=== Exercise details ===
Go through the entries below and pick out every line with "sorte".

=== Given data ===
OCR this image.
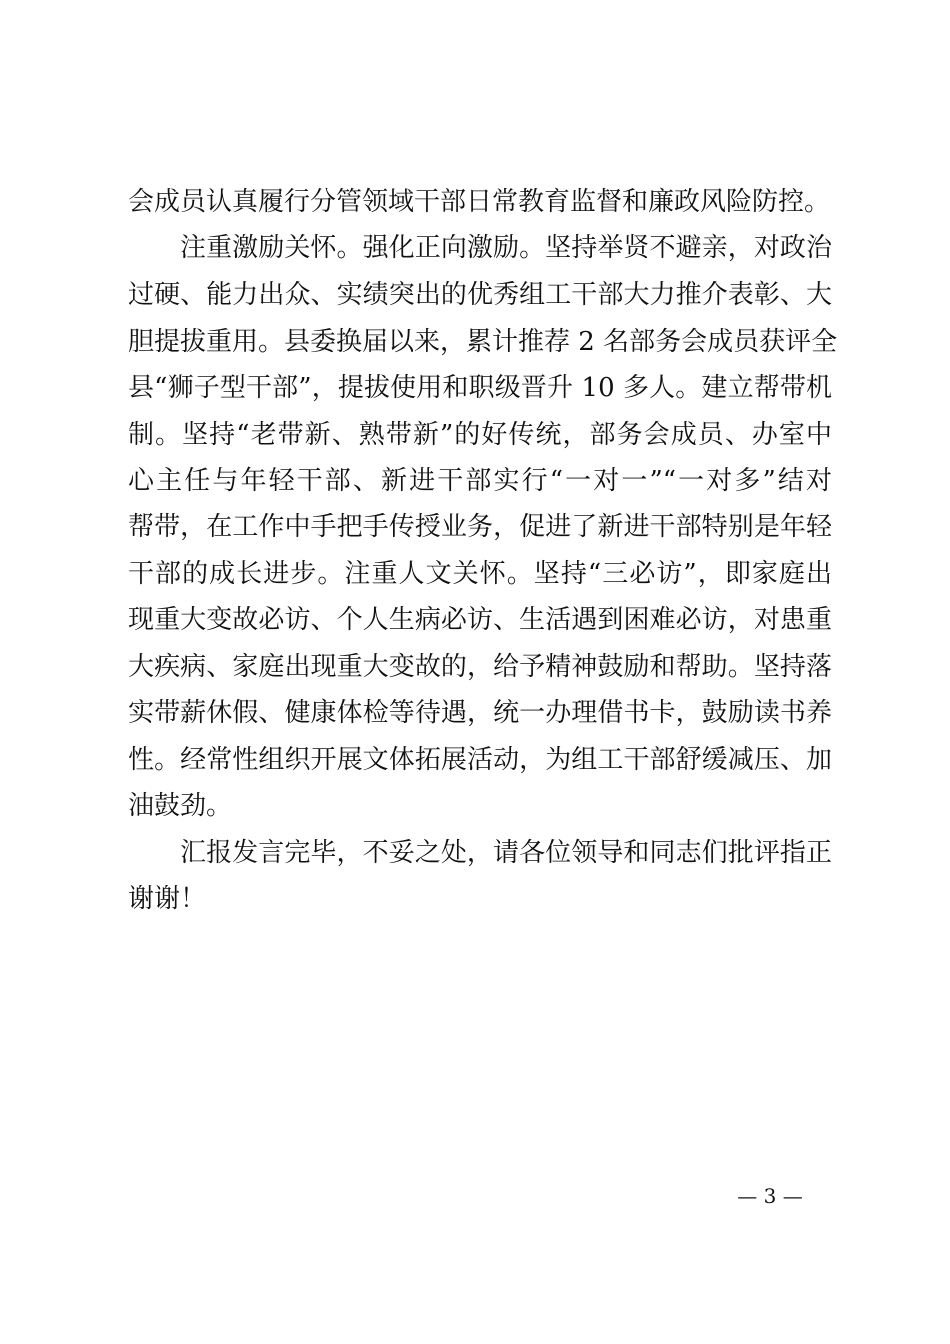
会成员认真履行分管领域干部日常教育监督和廉政风险防控。
注重激励关怀。强化正向激励。坚持举贤不避亲，对政治
过硬、能力出众、实绩突出的优秀组工干部大力推介表彰、大
胆提拔重用。县委换届以来，累计推荐 2 名部务会成员获评全
县“狮子型干部”，提拔使用和职级晋升 10 多人。建立帮带机
制。坚持“老带新、熟带新”的好传统，部务会成员、办室中
心主任与年轻干部、新进干部实行“一对一”“一对多”结对
帮带，在工作中手把手传授业务，促进了新进干部特别是年轻
干部的成长进步。注重人文关怀。坚持“三必访”，即家庭出
现重大变故必访、个人生病必访、生活遇到困难必访，对患重
大疾病、家庭出现重大变故的，给予精神鼓励和帮助。坚持落
实带薪休假、健康体检等待遇，统一办理借书卡，鼓励读书养
性。经常性组织开展文体拓展活动，为组工干部舒缓减压、加
油鼓劲。
汇报发言完毕，不妥之处，请各位领导和同志们批评指正
谢谢！
— 3 —
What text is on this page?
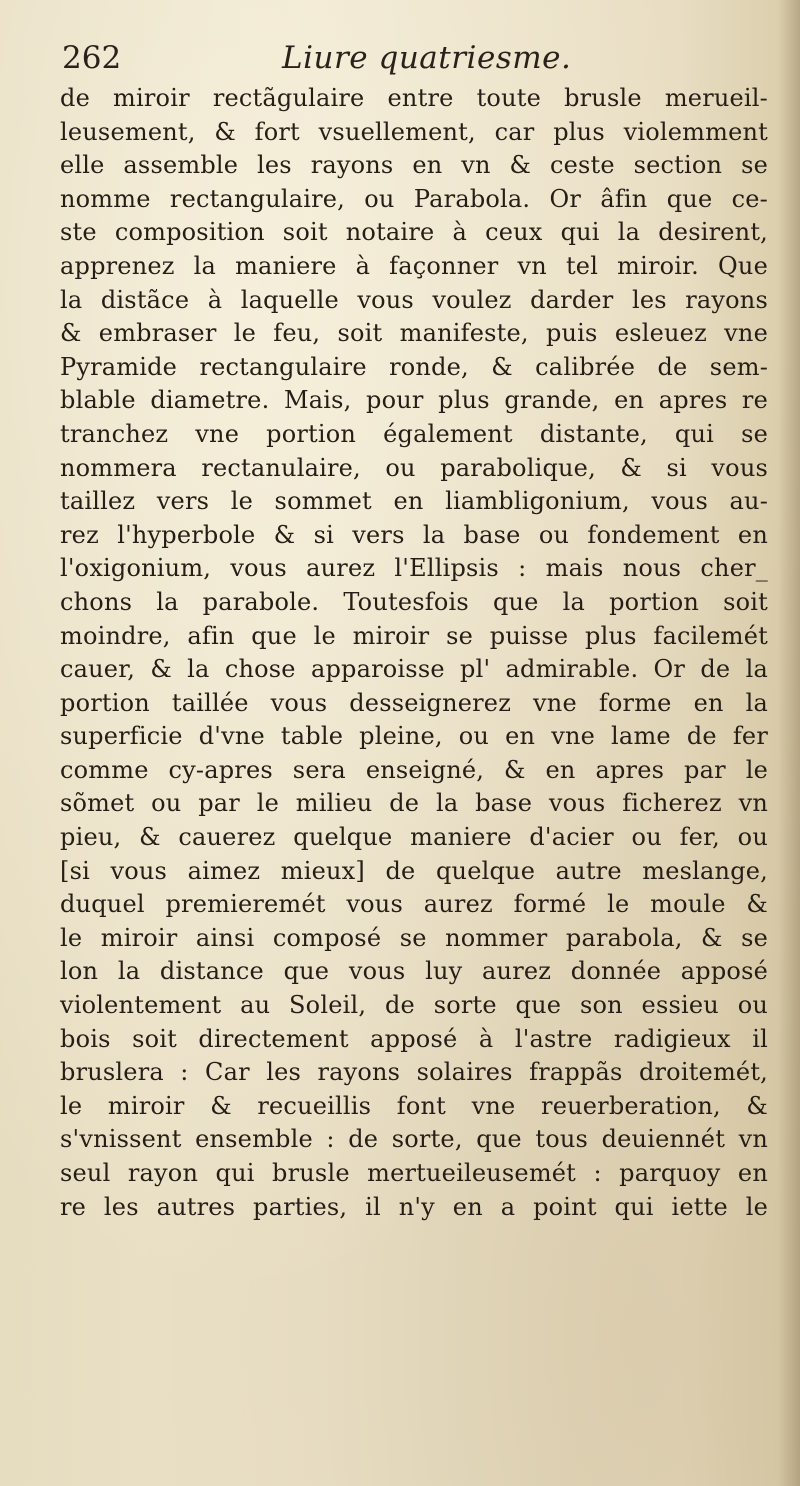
262	Liure quatriesme.
de miroir rectãgulaire entre toute brusle merueil-
leusement, & fort vsuellement, car plus violemment
elle assemble les rayons en vn & ceste section se
nomme rectangulaire, ou Parabola. Or âfin que ce-
ste composition soit notaire à ceux qui la desirent,
apprenez la maniere à façonner vn tel miroir. Que
la distãce à laquelle vous voulez darder les rayons
& embraser le feu, soit manifeste, puis esleuez vne
Pyramide rectangulaire ronde, & calibrée de sem-
blable diametre. Mais, pour plus grande, en apres re
tranchez vne portion également distante, qui se
nommera rectanulaire, ou parabolique, & si vous
taillez vers le sommet en liambligonium, vous au-
rez l'hyperbole & si vers la base ou fondement en
l'oxigonium, vous aurez l'Ellipsis : mais nous cher_
chons la parabole. Toutesfois que la portion soit
moindre, afin que le miroir se puisse plus facilemét
cauer, & la chose apparoisse pl' admirable. Or de la
portion taillée vous desseignerez vne forme en la
superficie d'vne table pleine, ou en vne lame de fer
comme cy-apres sera enseigné, & en apres par le
sõmet ou par le milieu de la base vous ficherez vn
pieu, & cauerez quelque maniere d'acier ou fer, ou
[si vous aimez mieux] de quelque autre meslange,
duquel premieremét vous aurez formé le moule &
le miroir ainsi composé se nommer parabola, & se
lon la distance que vous luy aurez donnée apposé
violentement au Soleil, de sorte que son essieu ou
bois soit directement apposé à l'astre radigieux il
bruslera : Car les rayons solaires frappãs droitemét,
le miroir & recueillis font vne reuerberation, &
s'vnissent ensemble : de sorte, que tous deuiennét vn
seul rayon qui brusle mertueileusemét : parquoy en
re les autres parties, il n'y en a point qui iette le
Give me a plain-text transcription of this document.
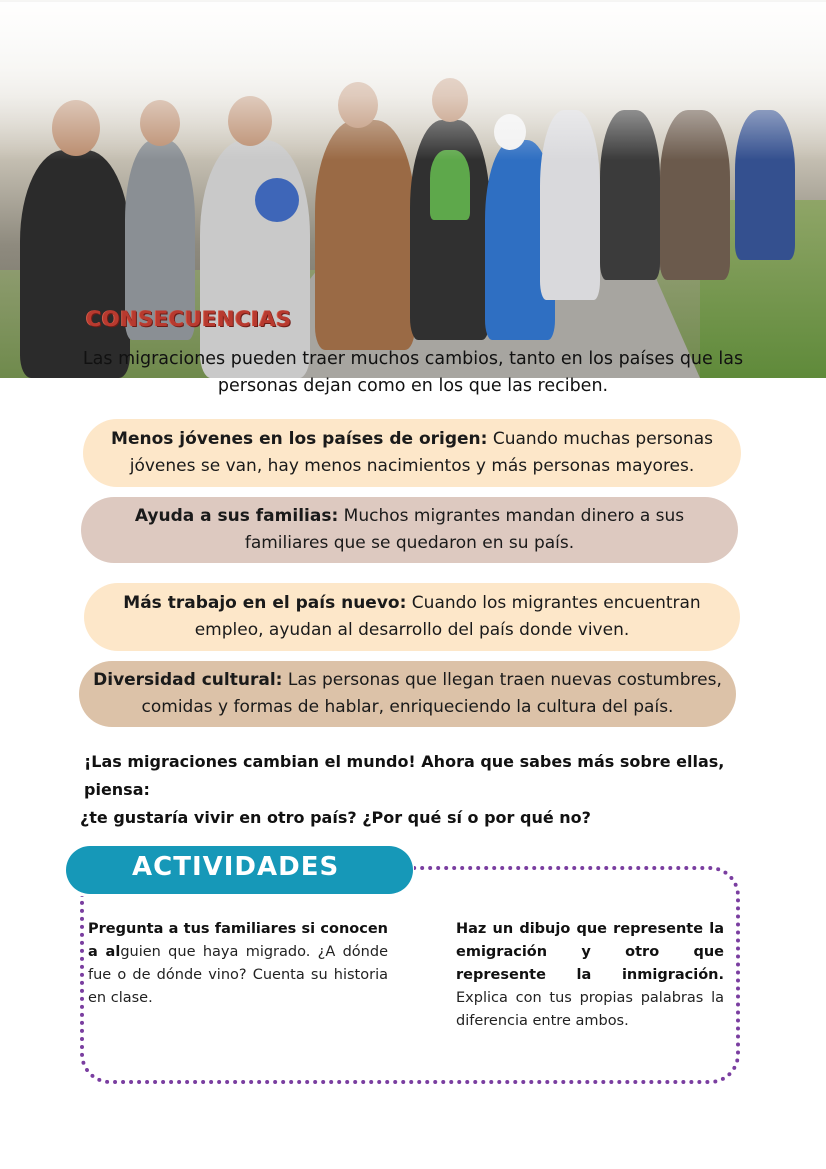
CONSECUENCIAS
Las migraciones pueden traer muchos cambios, tanto en los países que las personas dejan como en los que las reciben.
Menos jóvenes en los países de origen: Cuando muchas personas jóvenes se van, hay menos nacimientos y más personas mayores.
Ayuda a sus familias: Muchos migrantes mandan dinero a sus familiares que se quedaron en su país.
Más trabajo en el país nuevo: Cuando los migrantes encuentran empleo, ayudan al desarrollo del país donde viven.
Diversidad cultural: Las personas que llegan traen nuevas costumbres, comidas y formas de hablar, enriqueciendo la cultura del país.
¡Las migraciones cambian el mundo! Ahora que sabes más sobre ellas, piensa:
¿te gustaría vivir en otro país? ¿Por qué sí o por qué no?
ACTIVIDADES
Pregunta a tus familiares si conocen a alguien que haya migrado. ¿A dónde fue o de dónde vino? Cuenta su historia en clase.
Haz un dibujo que represente la emigración y otro que represente la inmigración. Explica con tus propias palabras la diferencia entre ambos.
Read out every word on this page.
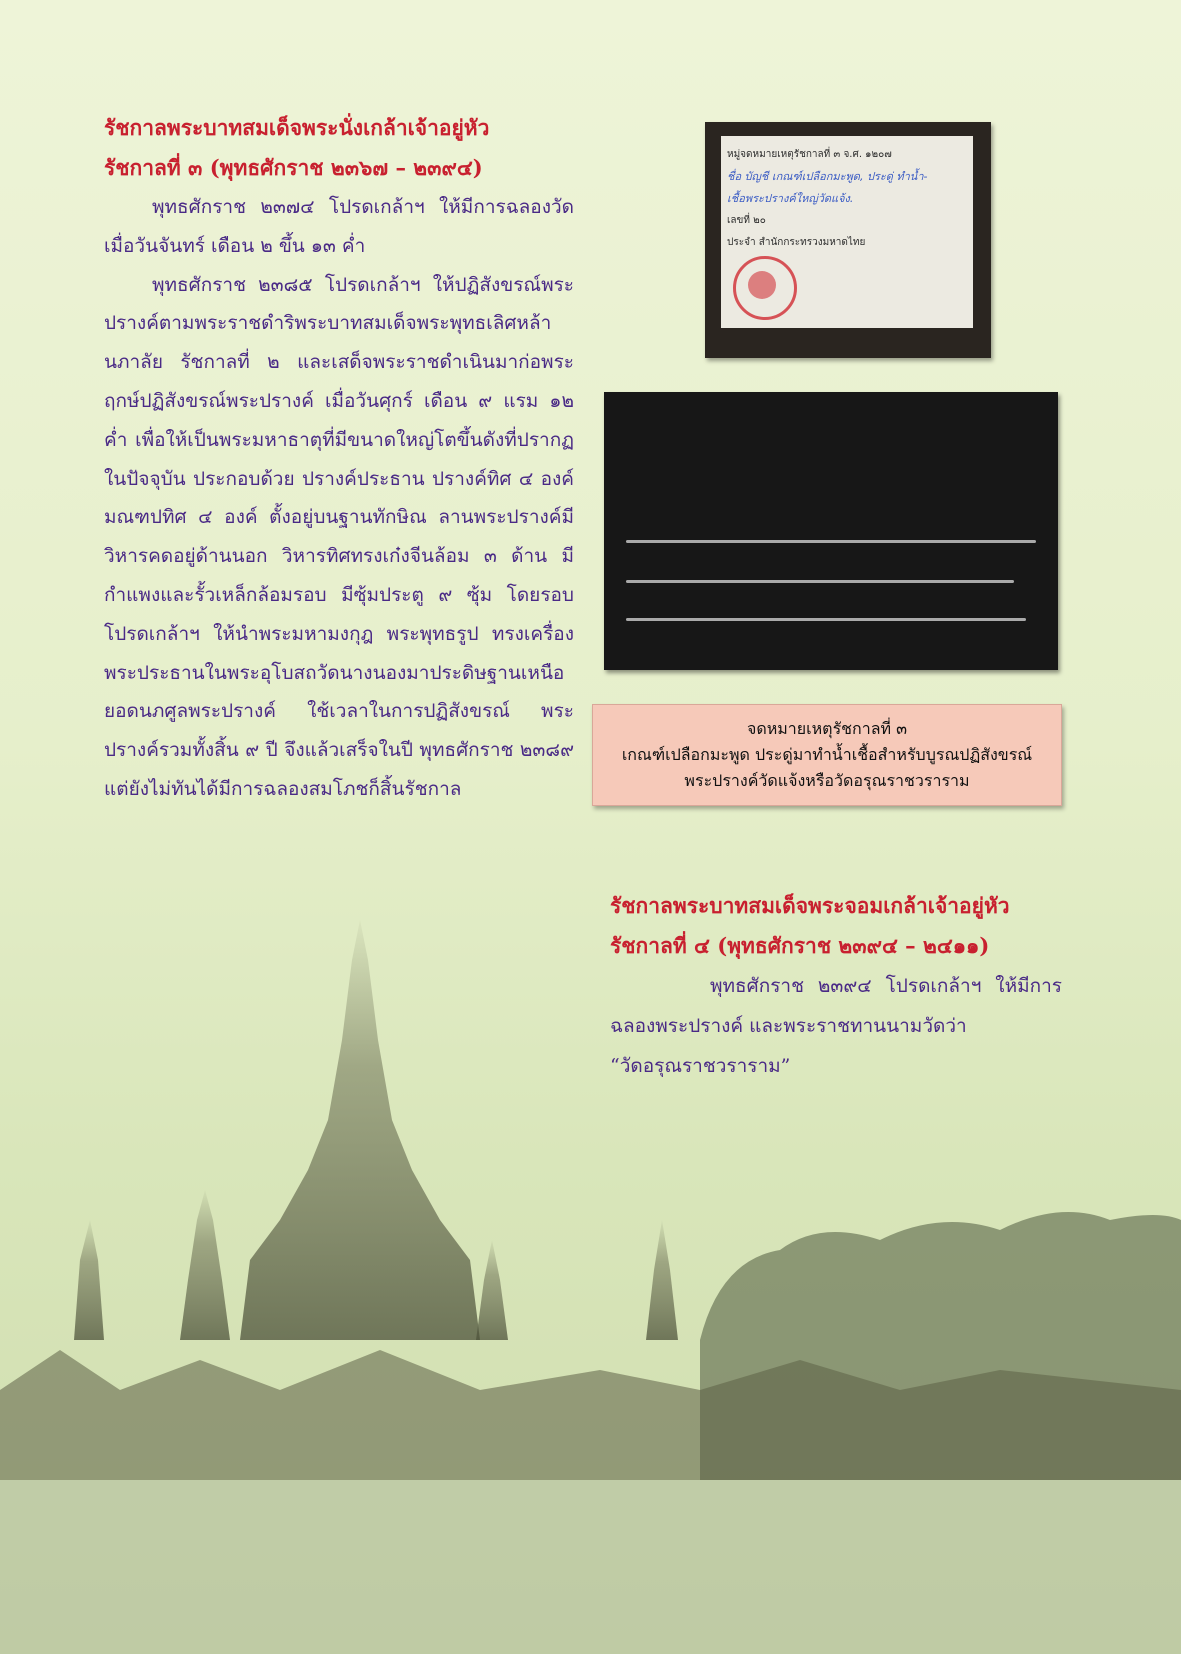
รัชกาลพระบาทสมเด็จพระนั่งเกล้าเจ้าอยู่หัว

รัชกาลที่ ๓ (พุทธศักราช ๒๓๖๗ – ๒๓๙๔)

พุทธศักราช ๒๓๗๔ โปรดเกล้าฯ ให้มีการฉลองวัด เมื่อวันจันทร์ เดือน ๒ ขึ้น ๑๓ ค่ำ

พุทธศักราช ๒๓๘๕ โปรดเกล้าฯ ให้ปฏิสังขรณ์พระปรางค์ตามพระราชดำริพระบาทสมเด็จพระพุทธเลิศหล้านภาลัย รัชกาลที่ ๒ และเสด็จพระราชดำเนินมาก่อพระฤกษ์ปฏิสังขรณ์พระปรางค์ เมื่อวันศุกร์ เดือน ๙ แรม ๑๒ ค่ำ เพื่อให้เป็นพระมหาธาตุที่มีขนาดใหญ่โตขึ้นดังที่ปรากฏในปัจจุบัน ประกอบด้วย ปรางค์ประธาน ปรางค์ทิศ ๔ องค์ มณฑปทิศ ๔ องค์ ตั้งอยู่บนฐานทักษิณ ลานพระปรางค์มีวิหารคดอยู่ด้านนอก วิหารทิศทรงเก๋งจีนล้อม ๓ ด้าน มีกำแพงและรั้วเหล็กล้อมรอบ มีซุ้มประตู ๙ ซุ้ม โดยรอบ โปรดเกล้าฯ ให้นำพระมหามงกุฎ พระพุทธรูป ทรงเครื่องพระประธานในพระอุโบสถวัดนางนองมาประดิษฐานเหนือยอดนภศูลพระปรางค์ ใช้เวลาในการปฏิสังขรณ์ พระปรางค์รวมทั้งสิ้น ๙ ปี จึงแล้วเสร็จในปี พุทธศักราช ๒๓๘๙ แต่ยังไม่ทันได้มีการฉลองสมโภชก็สิ้นรัชกาล

หมู่จดหมายเหตุรัชกาลที่ ๓ จ.ศ. ๑๒๐๗
ชื่อ บัญชี เกณฑ์เปลือกมะพูด, ประดู่ ทำน้ำ-
เชื้อพระปรางค์ใหญ่วัดแจ้ง.
เลขที่ ๒๐
ประจำ สำนักกระทรวงมหาดไทย
จดหมายเหตุรัชกาลที่ ๓
เกณฑ์เปลือกมะพูด ประดู่มาทำน้ำเชื้อสำหรับบูรณปฏิสังขรณ์
พระปรางค์วัดแจ้งหรือวัดอรุณราชวราราม

รัชกาลพระบาทสมเด็จพระจอมเกล้าเจ้าอยู่หัว

รัชกาลที่ ๔ (พุทธศักราช ๒๓๙๔ – ๒๔๑๑)

พุทธศักราช ๒๓๙๔ โปรดเกล้าฯ ให้มีการฉลองพระปรางค์ และพระราชทานนามวัดว่า

“วัดอรุณราชวราราม”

=== Worked solution ===
violentement au Soleil, de sorte que son essieu ou
s'vnissent ensemble : de sorte, que tous deuiennét vn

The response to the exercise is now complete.